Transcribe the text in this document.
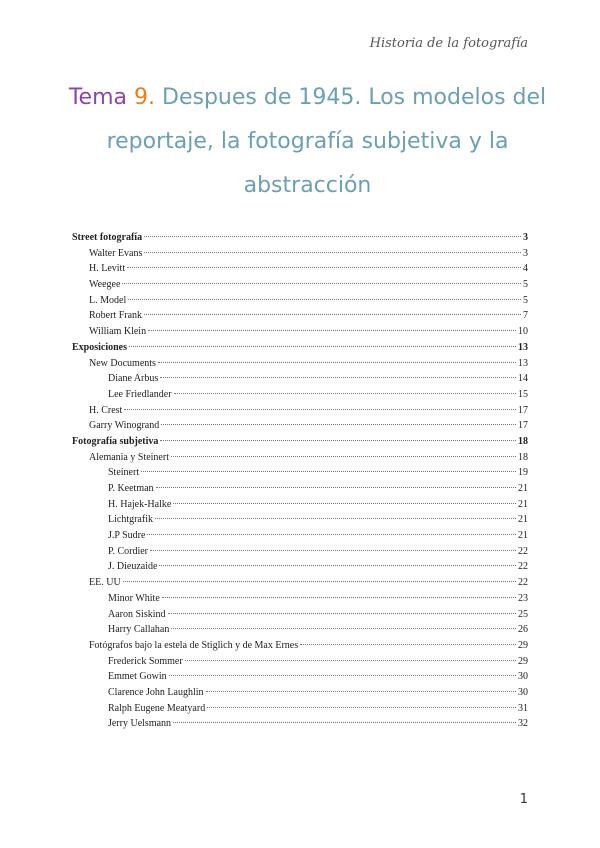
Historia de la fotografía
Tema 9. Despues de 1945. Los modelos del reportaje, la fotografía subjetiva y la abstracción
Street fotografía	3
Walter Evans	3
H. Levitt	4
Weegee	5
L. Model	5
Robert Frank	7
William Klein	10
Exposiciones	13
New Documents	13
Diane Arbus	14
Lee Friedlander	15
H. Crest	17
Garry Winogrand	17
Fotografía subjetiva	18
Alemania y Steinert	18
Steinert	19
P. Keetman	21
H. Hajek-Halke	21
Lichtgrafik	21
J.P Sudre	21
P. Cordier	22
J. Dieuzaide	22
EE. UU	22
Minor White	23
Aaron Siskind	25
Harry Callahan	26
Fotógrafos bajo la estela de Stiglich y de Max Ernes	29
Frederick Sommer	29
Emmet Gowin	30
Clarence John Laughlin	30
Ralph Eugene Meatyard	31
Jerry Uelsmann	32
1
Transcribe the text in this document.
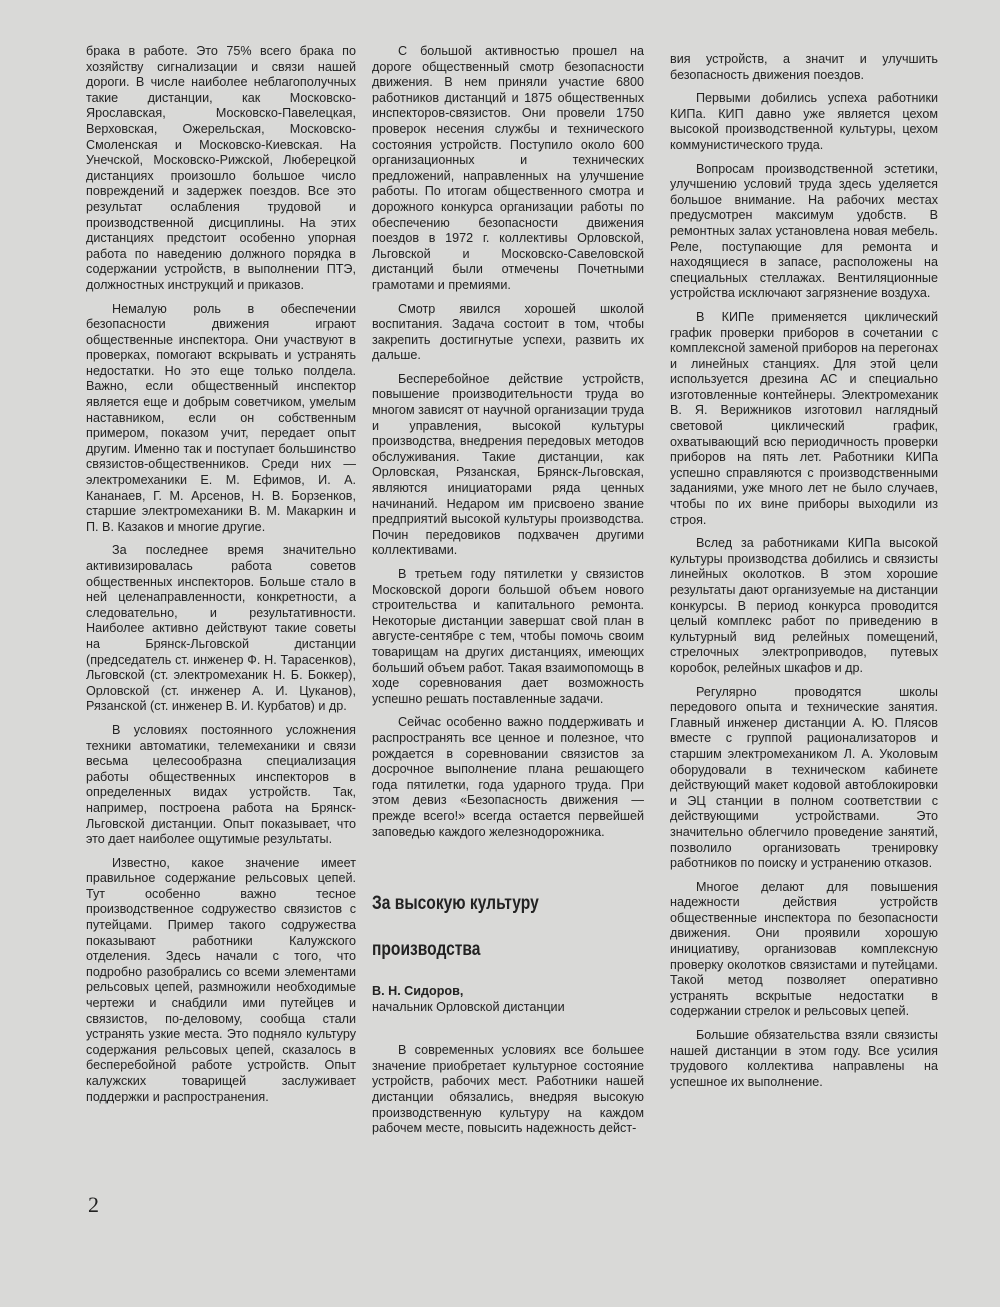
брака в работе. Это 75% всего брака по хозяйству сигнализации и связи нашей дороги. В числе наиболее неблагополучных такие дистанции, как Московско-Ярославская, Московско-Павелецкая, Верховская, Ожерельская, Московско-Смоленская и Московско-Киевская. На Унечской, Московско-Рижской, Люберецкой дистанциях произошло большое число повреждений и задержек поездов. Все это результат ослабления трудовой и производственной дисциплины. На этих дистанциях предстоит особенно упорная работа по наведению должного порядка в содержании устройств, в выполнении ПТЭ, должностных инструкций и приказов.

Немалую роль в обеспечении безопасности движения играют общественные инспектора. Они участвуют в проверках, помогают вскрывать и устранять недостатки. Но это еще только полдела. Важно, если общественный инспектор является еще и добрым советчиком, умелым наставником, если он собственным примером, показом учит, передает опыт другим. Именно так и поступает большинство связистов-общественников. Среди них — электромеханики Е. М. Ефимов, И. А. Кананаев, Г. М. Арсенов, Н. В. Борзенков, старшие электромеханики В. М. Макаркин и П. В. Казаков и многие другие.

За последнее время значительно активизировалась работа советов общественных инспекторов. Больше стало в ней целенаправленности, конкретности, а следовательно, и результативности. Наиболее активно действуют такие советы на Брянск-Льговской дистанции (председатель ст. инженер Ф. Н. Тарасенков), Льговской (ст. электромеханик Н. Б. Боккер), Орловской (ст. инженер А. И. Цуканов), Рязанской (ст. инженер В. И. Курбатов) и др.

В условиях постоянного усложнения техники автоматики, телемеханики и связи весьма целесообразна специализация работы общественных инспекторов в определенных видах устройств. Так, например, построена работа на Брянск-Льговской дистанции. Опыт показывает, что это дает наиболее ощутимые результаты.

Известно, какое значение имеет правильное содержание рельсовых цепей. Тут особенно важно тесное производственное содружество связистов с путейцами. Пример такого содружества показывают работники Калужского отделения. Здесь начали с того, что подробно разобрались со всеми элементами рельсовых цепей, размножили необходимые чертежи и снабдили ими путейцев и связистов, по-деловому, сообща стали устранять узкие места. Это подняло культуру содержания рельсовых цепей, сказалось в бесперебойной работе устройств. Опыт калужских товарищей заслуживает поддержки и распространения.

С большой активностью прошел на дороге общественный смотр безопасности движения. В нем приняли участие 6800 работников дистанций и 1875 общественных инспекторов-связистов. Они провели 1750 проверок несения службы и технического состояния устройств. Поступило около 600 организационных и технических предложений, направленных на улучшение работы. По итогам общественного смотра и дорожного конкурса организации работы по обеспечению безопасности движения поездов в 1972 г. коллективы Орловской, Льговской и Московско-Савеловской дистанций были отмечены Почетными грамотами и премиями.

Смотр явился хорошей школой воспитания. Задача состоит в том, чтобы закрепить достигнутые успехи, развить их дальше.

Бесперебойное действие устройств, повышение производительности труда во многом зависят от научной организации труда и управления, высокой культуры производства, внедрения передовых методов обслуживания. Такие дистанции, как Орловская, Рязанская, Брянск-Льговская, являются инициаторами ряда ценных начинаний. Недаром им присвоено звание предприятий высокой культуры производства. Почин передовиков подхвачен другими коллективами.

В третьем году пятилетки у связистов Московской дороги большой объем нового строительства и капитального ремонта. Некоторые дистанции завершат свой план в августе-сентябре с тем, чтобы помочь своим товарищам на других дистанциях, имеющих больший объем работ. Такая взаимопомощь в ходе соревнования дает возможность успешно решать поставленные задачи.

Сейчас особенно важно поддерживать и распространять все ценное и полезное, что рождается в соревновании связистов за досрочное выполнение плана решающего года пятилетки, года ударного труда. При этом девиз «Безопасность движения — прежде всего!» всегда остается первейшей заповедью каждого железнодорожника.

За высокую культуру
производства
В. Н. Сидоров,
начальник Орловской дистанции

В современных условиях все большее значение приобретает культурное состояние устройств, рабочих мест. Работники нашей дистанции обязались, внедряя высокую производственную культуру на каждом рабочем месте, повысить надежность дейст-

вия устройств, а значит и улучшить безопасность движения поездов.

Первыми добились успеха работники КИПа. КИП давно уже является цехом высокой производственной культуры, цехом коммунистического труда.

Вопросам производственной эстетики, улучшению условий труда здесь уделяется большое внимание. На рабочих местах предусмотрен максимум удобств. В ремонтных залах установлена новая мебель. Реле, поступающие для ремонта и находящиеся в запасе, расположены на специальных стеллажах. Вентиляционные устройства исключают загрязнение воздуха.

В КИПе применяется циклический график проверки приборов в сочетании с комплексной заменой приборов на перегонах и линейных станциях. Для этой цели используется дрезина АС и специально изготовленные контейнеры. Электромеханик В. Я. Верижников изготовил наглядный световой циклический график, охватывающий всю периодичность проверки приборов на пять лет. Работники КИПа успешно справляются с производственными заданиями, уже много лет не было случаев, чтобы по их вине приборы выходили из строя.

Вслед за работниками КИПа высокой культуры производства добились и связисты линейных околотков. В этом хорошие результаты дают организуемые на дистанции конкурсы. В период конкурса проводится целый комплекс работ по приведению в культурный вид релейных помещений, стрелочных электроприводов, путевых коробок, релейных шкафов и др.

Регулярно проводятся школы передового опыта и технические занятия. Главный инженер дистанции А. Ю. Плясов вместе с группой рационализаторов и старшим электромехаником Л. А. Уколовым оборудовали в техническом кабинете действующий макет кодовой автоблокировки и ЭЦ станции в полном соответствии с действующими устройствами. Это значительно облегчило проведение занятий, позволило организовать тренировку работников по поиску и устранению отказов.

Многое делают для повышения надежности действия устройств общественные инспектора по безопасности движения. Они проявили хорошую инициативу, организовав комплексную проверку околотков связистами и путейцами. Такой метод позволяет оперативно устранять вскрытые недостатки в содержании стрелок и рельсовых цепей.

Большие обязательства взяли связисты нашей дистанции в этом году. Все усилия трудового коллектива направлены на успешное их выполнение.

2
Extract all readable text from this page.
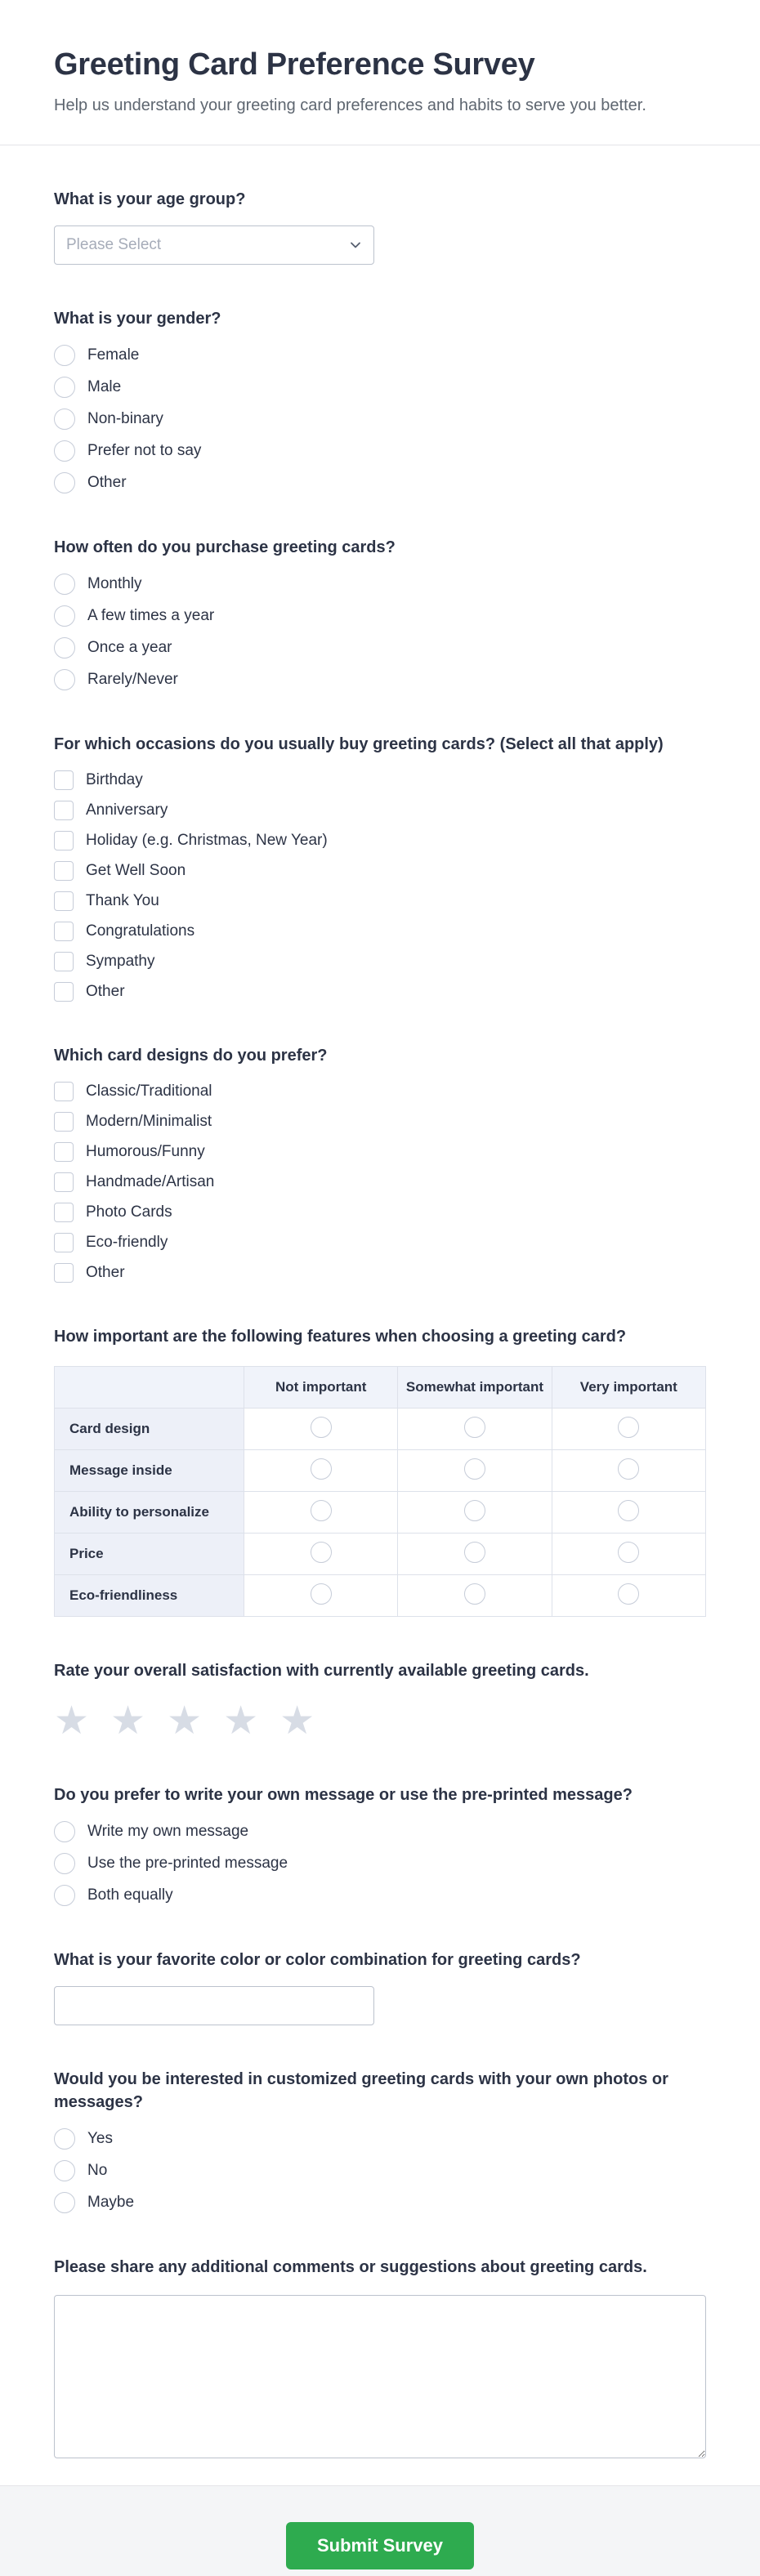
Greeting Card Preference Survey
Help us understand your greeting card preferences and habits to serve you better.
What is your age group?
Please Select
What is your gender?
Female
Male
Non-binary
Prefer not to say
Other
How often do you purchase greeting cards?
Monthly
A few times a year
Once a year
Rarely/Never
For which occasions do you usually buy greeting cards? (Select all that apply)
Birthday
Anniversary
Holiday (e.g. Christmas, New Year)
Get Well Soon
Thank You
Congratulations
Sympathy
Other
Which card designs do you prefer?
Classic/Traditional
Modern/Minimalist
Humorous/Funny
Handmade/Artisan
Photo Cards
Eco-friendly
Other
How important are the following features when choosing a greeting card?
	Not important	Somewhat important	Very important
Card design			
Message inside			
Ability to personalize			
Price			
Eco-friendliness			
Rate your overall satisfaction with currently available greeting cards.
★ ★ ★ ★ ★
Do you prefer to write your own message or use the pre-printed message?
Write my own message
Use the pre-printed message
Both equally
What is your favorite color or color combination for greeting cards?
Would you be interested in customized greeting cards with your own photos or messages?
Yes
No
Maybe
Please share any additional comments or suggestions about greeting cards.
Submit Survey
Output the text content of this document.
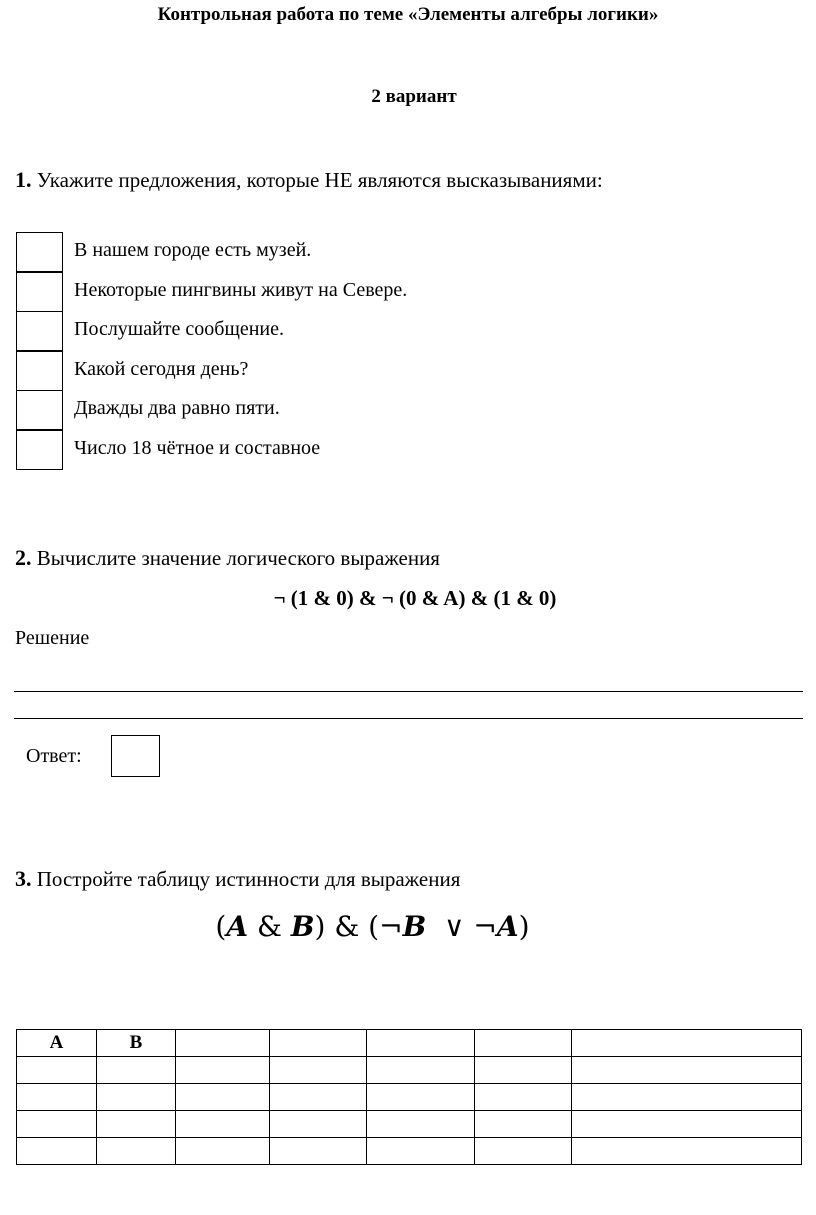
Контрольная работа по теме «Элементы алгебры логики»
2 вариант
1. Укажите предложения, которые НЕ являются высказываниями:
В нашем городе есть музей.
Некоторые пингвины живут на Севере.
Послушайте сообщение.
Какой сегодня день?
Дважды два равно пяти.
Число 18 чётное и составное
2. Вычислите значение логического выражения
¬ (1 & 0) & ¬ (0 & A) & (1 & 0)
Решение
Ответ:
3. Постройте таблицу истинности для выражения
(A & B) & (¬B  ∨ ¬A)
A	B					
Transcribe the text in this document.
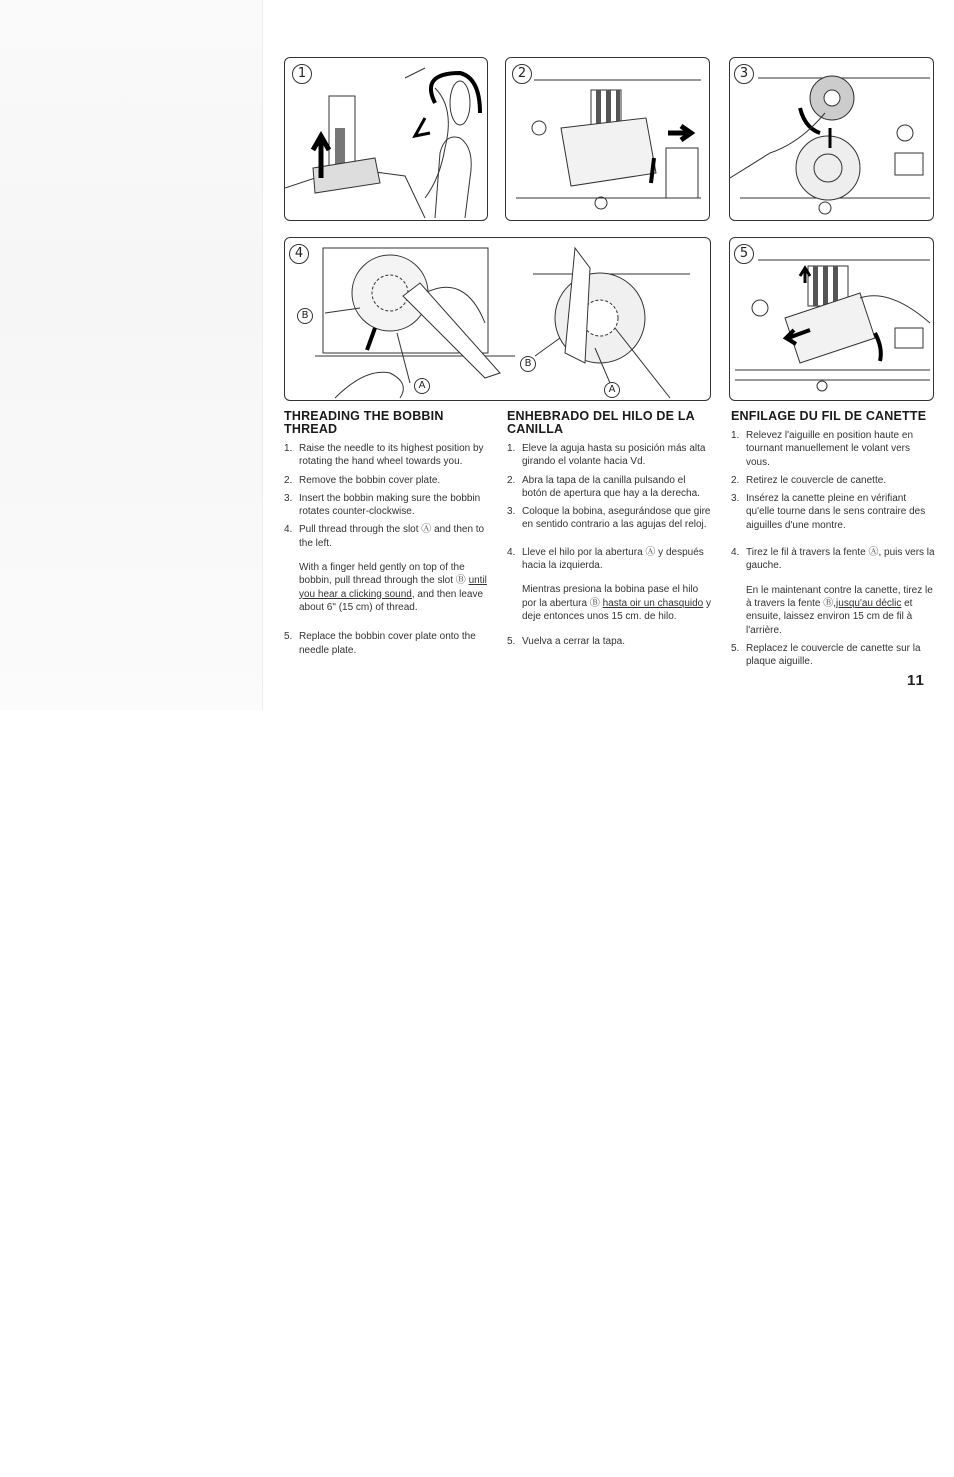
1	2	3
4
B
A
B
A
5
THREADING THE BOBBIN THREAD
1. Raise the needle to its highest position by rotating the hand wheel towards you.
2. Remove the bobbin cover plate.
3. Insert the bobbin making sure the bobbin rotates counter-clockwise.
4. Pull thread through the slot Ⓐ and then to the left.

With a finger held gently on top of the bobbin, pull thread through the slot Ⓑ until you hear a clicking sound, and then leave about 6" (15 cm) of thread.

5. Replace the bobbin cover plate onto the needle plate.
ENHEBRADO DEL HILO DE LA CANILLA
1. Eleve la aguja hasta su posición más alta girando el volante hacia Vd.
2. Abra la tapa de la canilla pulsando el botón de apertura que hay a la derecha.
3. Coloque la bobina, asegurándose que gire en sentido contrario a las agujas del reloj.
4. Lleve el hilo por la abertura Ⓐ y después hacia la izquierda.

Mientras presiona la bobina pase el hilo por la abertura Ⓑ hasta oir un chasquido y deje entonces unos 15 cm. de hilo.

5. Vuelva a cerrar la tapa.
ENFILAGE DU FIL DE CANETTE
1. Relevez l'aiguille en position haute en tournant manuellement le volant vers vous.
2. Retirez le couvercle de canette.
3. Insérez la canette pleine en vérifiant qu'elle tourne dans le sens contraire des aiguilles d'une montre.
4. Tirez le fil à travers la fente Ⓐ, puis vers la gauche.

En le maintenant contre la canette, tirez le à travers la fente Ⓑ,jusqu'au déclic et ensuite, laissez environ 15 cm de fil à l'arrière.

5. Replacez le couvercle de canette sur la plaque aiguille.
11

■ ■ ■ ■ ■

**PROBLEM REQUIREMENTS**
Where does the word "about" appear in the listing? List each line that holds it.

**WRITTEN ANSWER**
Please share any additional comments or suggestions about greeting cards.
With a finger held gently on top of the bobbin, pull thread through the slot Ⓑ until you hear a clicking sound, and then leave about 6" (15 cm) of thread.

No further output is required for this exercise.